Text segment

Automated Compliance Checking: NIST 800-53 Controls on Network Devices

Automated Compliance Checking: NIST 800-53 Controls on Network Devices

Turn NIST Controls Into Device Checks

Our quarterly NIST compliance audit required checking 23 controls across 150 Cisco and FortiGate devices, and it was consuming an entire engineer-week before we even got to evidence cleanup. I was sitting in our maintenance office with three SSH sessions open, a spreadsheet full of control IDs, and a growing list of screenshots that nobody wanted to review twice.

We started by translating the audit language into checks that could actually be tested on network devices. AC-17 became remote access restrictions. IA-5 became password and authentication policy validation. AU-2 and AU-12 became logging configuration and forwarding checks. CM-6 became baseline configuration enforcement. On Cisco IOS XE 17.9.4 and FortiOS 7.4.3, those controls do not live in one clean place, so I had to map each control to commands, expected values, acceptable variants, and evidence fields.

The audit got real fast.

My working rule was simple: if my team could not explain a control result from the device output alone, the automation was not ready. That kept us honest when a control looked easy on paper but depended on radius server groups, admin profiles, syslog destinations, NTP authentication, SNMPv3 settings, or local fallback behavior. I prefer controls that fail loudly over controls that pass because the parser was too optimistic.

Normalize Cisco And FortiGate Output With Python

The first automation script did not handle multi-vendor command output differences. I assumed Cisco and FortiGate would format the same data in roughly comparable ways because the control intent was the same. That was wrong. Cisco output was mostly line-oriented with nested sections, while FortiGate output often came back as configuration blocks with different object names, implicit defaults, and VDOM context hiding the setting I actually needed.

What you will do
1. In the compliance-checking text, how many controls did the quarterly NIST audit require checking?
2. List every NIST control ID that the compliance-checking text names.
3. Reproduce the stretch of the compliance-checking text from "The first automation" through "I actually needed.".

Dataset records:
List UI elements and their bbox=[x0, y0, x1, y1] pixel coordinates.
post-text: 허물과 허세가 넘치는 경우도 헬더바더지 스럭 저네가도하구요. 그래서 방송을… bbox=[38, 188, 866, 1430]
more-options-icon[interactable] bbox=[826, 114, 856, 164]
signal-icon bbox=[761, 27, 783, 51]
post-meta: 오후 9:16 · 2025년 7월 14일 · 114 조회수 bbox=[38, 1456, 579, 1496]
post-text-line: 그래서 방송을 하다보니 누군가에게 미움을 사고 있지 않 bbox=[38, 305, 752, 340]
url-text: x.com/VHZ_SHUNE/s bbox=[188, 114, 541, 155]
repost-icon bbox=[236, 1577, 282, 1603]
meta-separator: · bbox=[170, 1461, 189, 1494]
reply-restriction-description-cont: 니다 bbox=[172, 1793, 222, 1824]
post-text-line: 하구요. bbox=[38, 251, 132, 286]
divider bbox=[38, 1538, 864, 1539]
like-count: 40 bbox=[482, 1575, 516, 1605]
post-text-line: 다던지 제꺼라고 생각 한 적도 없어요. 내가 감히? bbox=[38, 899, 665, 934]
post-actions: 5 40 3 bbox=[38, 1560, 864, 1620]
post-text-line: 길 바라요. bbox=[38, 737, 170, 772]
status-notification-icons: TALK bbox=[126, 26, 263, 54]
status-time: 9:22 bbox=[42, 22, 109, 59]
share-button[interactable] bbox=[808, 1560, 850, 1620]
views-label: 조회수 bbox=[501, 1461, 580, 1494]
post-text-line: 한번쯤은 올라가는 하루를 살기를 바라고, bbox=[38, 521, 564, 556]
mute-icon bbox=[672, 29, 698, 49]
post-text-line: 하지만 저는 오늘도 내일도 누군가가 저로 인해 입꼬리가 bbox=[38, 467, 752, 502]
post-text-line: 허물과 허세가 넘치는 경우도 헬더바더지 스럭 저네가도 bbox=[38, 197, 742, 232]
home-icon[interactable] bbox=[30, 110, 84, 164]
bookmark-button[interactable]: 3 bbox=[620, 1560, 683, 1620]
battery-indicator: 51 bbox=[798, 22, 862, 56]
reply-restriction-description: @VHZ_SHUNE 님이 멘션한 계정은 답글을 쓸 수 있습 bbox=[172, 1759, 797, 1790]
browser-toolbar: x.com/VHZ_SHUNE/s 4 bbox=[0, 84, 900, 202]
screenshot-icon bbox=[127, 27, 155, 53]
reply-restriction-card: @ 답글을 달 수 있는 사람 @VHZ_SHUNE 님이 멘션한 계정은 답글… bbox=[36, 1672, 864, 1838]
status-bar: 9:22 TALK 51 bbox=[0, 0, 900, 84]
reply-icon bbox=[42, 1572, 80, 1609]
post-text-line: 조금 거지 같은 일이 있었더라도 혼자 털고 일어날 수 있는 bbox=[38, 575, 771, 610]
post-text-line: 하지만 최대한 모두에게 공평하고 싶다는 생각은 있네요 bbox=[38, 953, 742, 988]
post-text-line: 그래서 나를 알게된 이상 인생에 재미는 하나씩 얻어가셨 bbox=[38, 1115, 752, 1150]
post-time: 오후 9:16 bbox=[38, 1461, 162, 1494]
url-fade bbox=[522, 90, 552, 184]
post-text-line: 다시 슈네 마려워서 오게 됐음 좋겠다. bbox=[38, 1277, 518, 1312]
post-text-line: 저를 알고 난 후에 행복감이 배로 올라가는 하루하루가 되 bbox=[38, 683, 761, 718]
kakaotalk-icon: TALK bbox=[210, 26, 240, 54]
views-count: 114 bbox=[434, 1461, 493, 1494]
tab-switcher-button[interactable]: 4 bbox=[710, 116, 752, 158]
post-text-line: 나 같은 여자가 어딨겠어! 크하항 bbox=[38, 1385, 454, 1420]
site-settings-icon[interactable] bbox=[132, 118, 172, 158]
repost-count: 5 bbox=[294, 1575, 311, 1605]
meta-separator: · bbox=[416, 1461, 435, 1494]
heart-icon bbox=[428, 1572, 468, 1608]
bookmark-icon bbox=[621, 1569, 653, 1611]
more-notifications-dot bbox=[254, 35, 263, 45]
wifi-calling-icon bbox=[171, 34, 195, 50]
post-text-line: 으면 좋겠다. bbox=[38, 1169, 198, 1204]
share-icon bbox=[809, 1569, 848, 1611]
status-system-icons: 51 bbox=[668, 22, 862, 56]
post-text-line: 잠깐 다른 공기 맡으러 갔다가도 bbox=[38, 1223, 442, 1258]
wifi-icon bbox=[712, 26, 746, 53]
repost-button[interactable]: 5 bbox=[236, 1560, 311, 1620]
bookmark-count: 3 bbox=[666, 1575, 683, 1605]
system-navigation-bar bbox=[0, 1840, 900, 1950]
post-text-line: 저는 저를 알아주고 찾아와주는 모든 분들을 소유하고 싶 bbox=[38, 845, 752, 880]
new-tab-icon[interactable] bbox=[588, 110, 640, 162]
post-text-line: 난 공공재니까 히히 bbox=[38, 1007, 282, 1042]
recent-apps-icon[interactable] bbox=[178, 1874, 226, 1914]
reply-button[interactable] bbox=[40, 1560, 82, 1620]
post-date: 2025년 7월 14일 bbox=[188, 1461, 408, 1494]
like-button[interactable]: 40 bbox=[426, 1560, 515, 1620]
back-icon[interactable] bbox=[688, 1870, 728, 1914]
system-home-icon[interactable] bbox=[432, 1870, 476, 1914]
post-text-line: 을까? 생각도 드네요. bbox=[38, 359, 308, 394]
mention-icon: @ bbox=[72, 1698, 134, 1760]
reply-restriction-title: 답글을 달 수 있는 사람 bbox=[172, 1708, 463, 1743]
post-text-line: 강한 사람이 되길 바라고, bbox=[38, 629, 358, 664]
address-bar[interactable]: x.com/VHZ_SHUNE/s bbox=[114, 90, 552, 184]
==
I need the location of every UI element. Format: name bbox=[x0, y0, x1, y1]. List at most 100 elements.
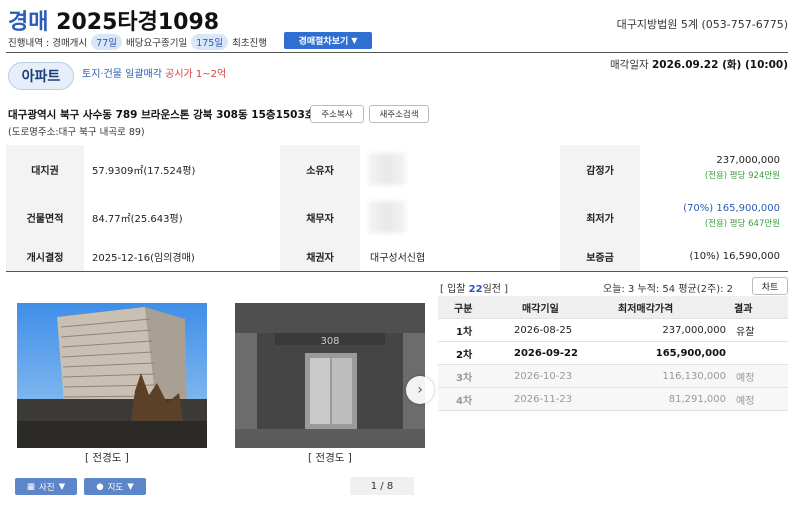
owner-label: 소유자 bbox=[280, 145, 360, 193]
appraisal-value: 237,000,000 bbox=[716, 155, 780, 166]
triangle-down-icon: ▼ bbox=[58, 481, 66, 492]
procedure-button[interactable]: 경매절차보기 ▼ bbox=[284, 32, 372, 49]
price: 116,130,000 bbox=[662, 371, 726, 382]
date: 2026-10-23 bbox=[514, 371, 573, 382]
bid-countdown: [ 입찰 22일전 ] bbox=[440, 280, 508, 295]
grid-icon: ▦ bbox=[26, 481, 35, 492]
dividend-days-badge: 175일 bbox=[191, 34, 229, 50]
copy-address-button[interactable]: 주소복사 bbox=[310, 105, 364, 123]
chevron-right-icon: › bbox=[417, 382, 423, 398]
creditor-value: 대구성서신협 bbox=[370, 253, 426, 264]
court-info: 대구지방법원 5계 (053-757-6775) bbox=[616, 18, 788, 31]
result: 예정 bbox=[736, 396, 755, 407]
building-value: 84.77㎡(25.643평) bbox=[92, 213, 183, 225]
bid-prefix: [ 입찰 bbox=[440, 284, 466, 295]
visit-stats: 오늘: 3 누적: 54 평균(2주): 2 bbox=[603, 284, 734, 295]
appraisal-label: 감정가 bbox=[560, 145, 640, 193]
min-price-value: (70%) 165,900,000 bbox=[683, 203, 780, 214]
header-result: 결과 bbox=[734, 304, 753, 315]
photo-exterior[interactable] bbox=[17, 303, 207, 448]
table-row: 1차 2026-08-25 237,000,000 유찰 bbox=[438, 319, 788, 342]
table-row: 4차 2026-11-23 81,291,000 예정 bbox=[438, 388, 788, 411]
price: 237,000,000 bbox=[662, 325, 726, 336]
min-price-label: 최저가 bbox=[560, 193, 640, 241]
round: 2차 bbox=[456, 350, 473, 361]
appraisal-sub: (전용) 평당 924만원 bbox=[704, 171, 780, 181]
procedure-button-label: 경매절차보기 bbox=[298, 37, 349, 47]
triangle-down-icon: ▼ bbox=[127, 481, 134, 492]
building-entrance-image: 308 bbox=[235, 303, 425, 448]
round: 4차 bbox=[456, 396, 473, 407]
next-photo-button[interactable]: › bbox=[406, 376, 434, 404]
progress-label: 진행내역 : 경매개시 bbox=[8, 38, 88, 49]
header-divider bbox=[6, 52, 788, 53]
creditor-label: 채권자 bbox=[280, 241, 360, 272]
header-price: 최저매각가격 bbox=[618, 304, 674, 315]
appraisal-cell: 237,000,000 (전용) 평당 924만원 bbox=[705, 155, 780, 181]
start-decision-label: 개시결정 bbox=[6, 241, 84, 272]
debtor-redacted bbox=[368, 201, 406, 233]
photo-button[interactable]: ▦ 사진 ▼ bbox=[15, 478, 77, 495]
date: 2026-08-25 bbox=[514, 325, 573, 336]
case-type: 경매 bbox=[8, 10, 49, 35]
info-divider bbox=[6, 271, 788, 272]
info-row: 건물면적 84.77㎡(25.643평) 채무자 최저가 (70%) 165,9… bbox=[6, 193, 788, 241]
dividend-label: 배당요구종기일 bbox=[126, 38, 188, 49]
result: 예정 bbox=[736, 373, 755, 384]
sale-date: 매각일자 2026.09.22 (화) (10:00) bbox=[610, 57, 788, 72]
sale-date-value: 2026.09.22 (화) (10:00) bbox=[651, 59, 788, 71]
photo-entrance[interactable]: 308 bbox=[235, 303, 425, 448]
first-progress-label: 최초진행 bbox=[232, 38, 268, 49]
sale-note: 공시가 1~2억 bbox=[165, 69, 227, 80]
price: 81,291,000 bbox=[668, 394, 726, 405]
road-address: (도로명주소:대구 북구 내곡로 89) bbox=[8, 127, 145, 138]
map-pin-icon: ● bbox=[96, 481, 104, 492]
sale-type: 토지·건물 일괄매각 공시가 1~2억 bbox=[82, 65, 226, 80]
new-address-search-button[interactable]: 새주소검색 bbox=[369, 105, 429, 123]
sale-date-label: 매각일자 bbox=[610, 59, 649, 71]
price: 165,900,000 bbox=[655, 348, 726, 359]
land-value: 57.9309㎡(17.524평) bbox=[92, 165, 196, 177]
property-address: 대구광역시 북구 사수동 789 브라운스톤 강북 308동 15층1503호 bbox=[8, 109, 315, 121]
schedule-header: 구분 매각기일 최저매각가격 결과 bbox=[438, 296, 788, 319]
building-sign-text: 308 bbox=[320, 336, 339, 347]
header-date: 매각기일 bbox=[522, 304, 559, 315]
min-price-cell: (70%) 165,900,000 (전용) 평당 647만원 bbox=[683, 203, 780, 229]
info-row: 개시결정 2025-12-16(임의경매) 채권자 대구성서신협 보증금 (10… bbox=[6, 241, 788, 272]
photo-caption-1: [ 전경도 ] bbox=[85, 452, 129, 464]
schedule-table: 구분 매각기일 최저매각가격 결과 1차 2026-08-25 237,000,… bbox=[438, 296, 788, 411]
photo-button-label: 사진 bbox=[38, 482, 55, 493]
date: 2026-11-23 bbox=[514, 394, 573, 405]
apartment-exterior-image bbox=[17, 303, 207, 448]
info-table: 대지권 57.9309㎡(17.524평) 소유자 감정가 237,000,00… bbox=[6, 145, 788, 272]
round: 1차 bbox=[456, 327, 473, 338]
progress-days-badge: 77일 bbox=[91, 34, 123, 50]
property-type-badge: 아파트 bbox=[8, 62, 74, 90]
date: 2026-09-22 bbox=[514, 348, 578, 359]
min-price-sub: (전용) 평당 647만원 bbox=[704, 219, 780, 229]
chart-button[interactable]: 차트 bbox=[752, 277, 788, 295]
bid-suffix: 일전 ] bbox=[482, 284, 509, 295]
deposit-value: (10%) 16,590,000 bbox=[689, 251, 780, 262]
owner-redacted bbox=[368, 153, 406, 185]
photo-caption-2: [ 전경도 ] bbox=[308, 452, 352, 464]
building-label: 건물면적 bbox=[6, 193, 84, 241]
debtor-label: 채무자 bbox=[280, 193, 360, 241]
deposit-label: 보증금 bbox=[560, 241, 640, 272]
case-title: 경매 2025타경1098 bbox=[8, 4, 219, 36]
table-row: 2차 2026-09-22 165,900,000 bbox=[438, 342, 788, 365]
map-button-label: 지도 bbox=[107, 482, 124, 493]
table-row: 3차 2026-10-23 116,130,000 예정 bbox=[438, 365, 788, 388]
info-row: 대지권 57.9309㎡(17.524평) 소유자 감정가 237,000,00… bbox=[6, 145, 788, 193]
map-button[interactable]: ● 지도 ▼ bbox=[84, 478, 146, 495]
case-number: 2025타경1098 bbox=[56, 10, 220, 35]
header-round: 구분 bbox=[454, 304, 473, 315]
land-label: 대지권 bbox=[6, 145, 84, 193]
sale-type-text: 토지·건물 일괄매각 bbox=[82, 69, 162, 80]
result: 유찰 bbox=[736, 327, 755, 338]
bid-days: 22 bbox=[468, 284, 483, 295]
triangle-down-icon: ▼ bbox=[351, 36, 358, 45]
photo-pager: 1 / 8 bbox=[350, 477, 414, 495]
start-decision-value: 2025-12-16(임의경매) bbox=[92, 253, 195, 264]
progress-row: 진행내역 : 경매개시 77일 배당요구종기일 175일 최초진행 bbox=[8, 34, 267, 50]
* * *
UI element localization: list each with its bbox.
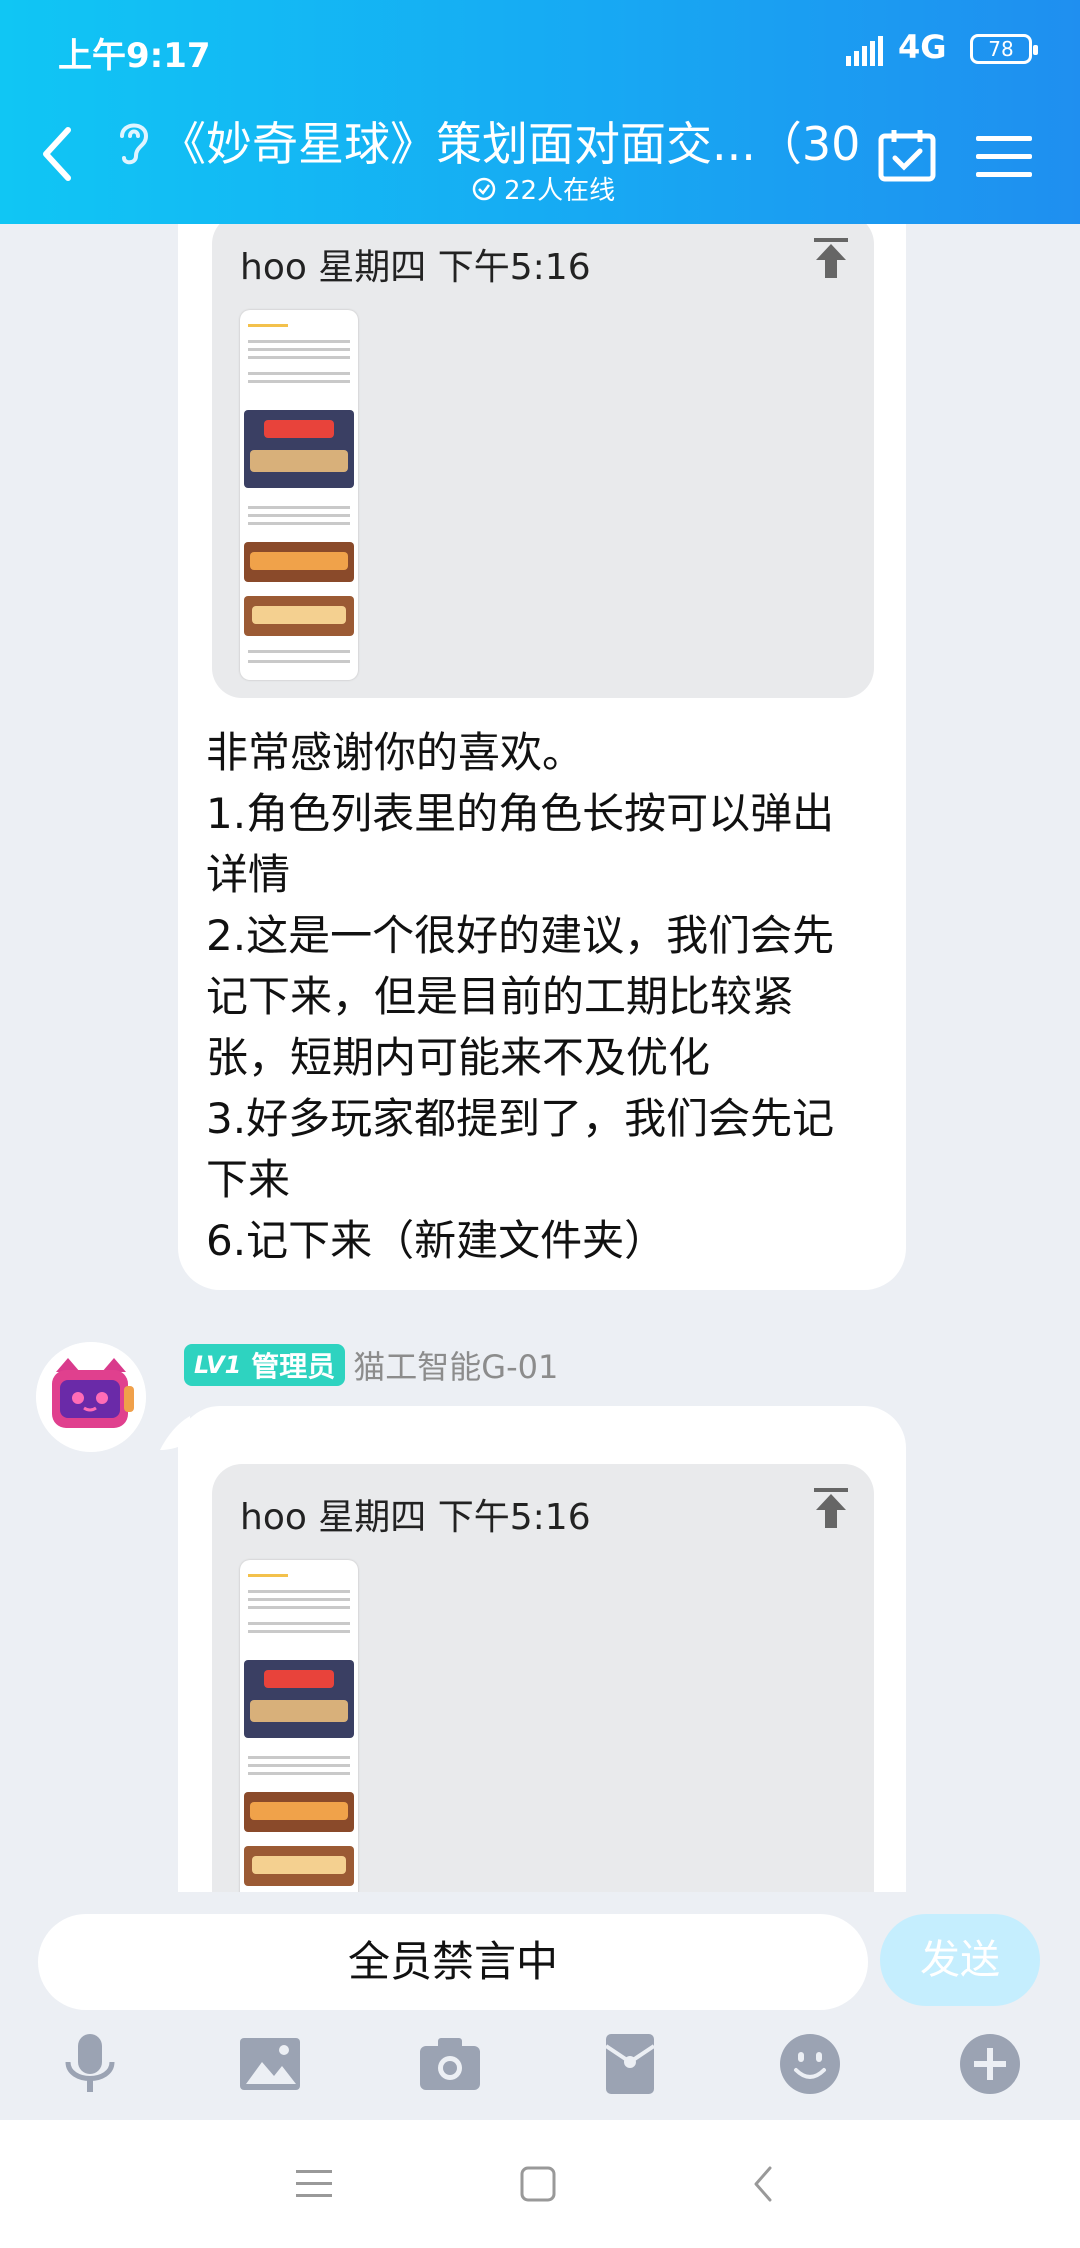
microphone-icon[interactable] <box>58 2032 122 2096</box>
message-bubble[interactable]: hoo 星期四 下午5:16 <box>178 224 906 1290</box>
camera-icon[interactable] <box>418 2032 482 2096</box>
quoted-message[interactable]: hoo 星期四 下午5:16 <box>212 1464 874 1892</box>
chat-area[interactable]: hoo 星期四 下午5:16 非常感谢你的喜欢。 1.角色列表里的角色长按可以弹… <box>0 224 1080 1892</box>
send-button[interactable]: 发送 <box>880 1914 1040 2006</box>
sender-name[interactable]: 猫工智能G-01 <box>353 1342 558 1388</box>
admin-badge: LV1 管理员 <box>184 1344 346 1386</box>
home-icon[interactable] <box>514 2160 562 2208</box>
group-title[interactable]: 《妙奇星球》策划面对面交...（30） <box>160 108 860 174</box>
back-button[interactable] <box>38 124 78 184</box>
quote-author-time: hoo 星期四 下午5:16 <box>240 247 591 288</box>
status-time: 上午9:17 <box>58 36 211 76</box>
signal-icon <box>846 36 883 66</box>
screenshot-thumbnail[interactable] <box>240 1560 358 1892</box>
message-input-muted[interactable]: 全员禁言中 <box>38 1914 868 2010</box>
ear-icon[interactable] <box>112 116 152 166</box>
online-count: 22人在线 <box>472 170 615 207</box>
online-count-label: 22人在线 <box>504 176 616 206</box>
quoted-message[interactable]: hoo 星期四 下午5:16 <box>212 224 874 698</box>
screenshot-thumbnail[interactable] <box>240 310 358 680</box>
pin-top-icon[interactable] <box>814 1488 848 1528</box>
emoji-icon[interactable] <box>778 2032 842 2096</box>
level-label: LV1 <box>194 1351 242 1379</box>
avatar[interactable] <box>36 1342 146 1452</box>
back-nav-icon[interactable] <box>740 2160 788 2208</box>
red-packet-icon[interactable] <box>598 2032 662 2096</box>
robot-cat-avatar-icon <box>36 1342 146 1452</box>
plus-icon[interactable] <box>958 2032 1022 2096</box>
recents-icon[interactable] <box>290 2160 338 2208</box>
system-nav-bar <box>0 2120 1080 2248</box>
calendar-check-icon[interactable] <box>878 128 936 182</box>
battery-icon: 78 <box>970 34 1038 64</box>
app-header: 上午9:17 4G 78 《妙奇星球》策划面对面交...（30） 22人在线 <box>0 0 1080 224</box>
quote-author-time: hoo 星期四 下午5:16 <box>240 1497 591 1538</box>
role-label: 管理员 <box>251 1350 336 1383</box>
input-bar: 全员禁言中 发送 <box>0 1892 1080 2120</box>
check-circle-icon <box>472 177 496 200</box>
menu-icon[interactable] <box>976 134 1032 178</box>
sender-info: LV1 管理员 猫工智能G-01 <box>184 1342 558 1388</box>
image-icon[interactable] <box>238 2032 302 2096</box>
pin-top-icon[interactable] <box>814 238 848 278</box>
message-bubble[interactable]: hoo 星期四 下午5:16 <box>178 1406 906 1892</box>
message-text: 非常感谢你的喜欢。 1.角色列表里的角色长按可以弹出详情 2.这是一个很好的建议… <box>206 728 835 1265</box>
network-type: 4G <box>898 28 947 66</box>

Solved tasks
1. 23 controls.

2. AC-17, IA-5, AU-2, AU-12, CM-6

3.
The first automation script did not handle multi-vendor command output differences. I assumed Cisco and FortiGate would format the same data in roughly comparable ways because the control intent was the same. That was wrong. Cisco output was mostly line-oriented with nested sections, while FortiGate output often came back as configuration blocks with different object names, implicit defaults, and VDOM context hiding the setting I actually needed.